• What you should do: All of the records below need to be copied exactly.

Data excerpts
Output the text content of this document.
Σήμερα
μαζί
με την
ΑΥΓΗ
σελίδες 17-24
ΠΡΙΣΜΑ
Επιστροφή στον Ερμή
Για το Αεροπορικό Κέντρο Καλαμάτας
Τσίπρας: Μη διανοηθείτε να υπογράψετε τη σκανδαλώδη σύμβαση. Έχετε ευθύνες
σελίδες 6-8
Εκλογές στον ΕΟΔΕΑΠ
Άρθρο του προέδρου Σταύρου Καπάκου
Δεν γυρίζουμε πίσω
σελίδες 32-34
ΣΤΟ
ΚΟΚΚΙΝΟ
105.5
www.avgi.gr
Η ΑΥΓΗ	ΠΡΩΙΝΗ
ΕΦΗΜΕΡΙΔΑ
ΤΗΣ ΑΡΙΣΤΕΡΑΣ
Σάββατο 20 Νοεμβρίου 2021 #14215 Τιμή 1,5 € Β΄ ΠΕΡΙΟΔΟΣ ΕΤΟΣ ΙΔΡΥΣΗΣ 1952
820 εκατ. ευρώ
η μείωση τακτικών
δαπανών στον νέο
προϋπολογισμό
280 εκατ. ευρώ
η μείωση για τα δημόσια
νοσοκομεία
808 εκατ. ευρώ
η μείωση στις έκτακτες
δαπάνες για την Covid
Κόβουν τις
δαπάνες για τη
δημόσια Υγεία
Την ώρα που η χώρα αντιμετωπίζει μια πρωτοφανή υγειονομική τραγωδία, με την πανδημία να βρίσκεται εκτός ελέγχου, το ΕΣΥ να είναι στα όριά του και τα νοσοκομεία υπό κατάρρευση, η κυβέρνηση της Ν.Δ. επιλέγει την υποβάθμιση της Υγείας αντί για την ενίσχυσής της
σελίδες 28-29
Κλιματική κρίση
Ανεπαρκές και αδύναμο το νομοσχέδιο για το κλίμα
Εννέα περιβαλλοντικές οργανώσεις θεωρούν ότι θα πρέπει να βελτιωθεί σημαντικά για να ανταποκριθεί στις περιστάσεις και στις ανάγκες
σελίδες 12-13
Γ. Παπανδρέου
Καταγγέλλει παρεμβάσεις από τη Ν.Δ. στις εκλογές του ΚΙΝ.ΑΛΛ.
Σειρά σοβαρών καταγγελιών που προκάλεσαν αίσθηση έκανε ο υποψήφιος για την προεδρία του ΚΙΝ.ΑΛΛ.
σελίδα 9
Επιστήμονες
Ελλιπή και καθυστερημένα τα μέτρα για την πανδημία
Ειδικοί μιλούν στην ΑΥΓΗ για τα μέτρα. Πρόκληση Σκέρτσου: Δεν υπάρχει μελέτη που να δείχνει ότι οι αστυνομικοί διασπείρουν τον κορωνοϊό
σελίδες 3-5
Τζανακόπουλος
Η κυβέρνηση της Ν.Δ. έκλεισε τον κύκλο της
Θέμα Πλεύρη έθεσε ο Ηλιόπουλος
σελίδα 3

• Correct result:
Output the text content of this document.
Σήμερα
μαζί
με την
ΑΥΓΗ
σελίδες 17-24
ΠΡΙΣΜΑ
Επιστροφή στον Ερμή
Για το Αεροπορικό Κέντρο Καλαμάτας
Τσίπρας: Μη διανοηθείτε να υπογράψετε τη σκανδαλώδη σύμβαση. Έχετε ευθύνες
σελίδες 6-8
Εκλογές στον ΕΟΔΕΑΠ
Άρθρο του προέδρου Σταύρου Καπάκου
Δεν γυρίζουμε πίσω
σελίδες 32-34
ΣΤΟ
ΚΟΚΚΙΝΟ
105.5
www.avgi.gr
Η ΑΥΓΗ	ΠΡΩΙΝΗ
ΕΦΗΜΕΡΙΔΑ
ΤΗΣ ΑΡΙΣΤΕΡΑΣ
Σάββατο 20 Νοεμβρίου 2021 #14215 Τιμή 1,5 € Β΄ ΠΕΡΙΟΔΟΣ ΕΤΟΣ ΙΔΡΥΣΗΣ 1952
820 εκατ. ευρώ
η μείωση τακτικών
δαπανών στον νέο
προϋπολογισμό
280 εκατ. ευρώ
η μείωση για τα δημόσια
νοσοκομεία
808 εκατ. ευρώ
η μείωση στις έκτακτες
δαπάνες για την Covid
Κόβουν τις
δαπάνες για τη
δημόσια Υγεία
Την ώρα που η χώρα αντιμετωπίζει μια πρωτοφανή υγειονομική τραγωδία, με την πανδημία να βρίσκεται εκτός ελέγχου, το ΕΣΥ να είναι στα όριά του και τα νοσοκομεία υπό κατάρρευση, η κυβέρνηση της Ν.Δ. επιλέγει την υποβάθμιση της Υγείας αντί για την ενίσχυσής της
σελίδες 28-29
Κλιματική κρίση
Ανεπαρκές και αδύναμο το νομοσχέδιο για το κλίμα
Εννέα περιβαλλοντικές οργανώσεις θεωρούν ότι θα πρέπει να βελτιωθεί σημαντικά για να ανταποκριθεί στις περιστάσεις και στις ανάγκες
σελίδες 12-13
Γ. Παπανδρέου
Καταγγέλλει παρεμβάσεις από τη Ν.Δ. στις εκλογές του ΚΙΝ.ΑΛΛ.
Σειρά σοβαρών καταγγελιών που προκάλεσαν αίσθηση έκανε ο υποψήφιος για την προεδρία του ΚΙΝ.ΑΛΛ.
σελίδα 9
Επιστήμονες
Ελλιπή και καθυστερημένα τα μέτρα για την πανδημία
Ειδικοί μιλούν στην ΑΥΓΗ για τα μέτρα. Πρόκληση Σκέρτσου: Δεν υπάρχει μελέτη που να δείχνει ότι οι αστυνομικοί διασπείρουν τον κορωνοϊό
σελίδες 3-5
Τζανακόπουλος
Η κυβέρνηση της Ν.Δ. έκλεισε τον κύκλο της
Θέμα Πλεύρη έθεσε ο Ηλιόπουλος
σελίδα 3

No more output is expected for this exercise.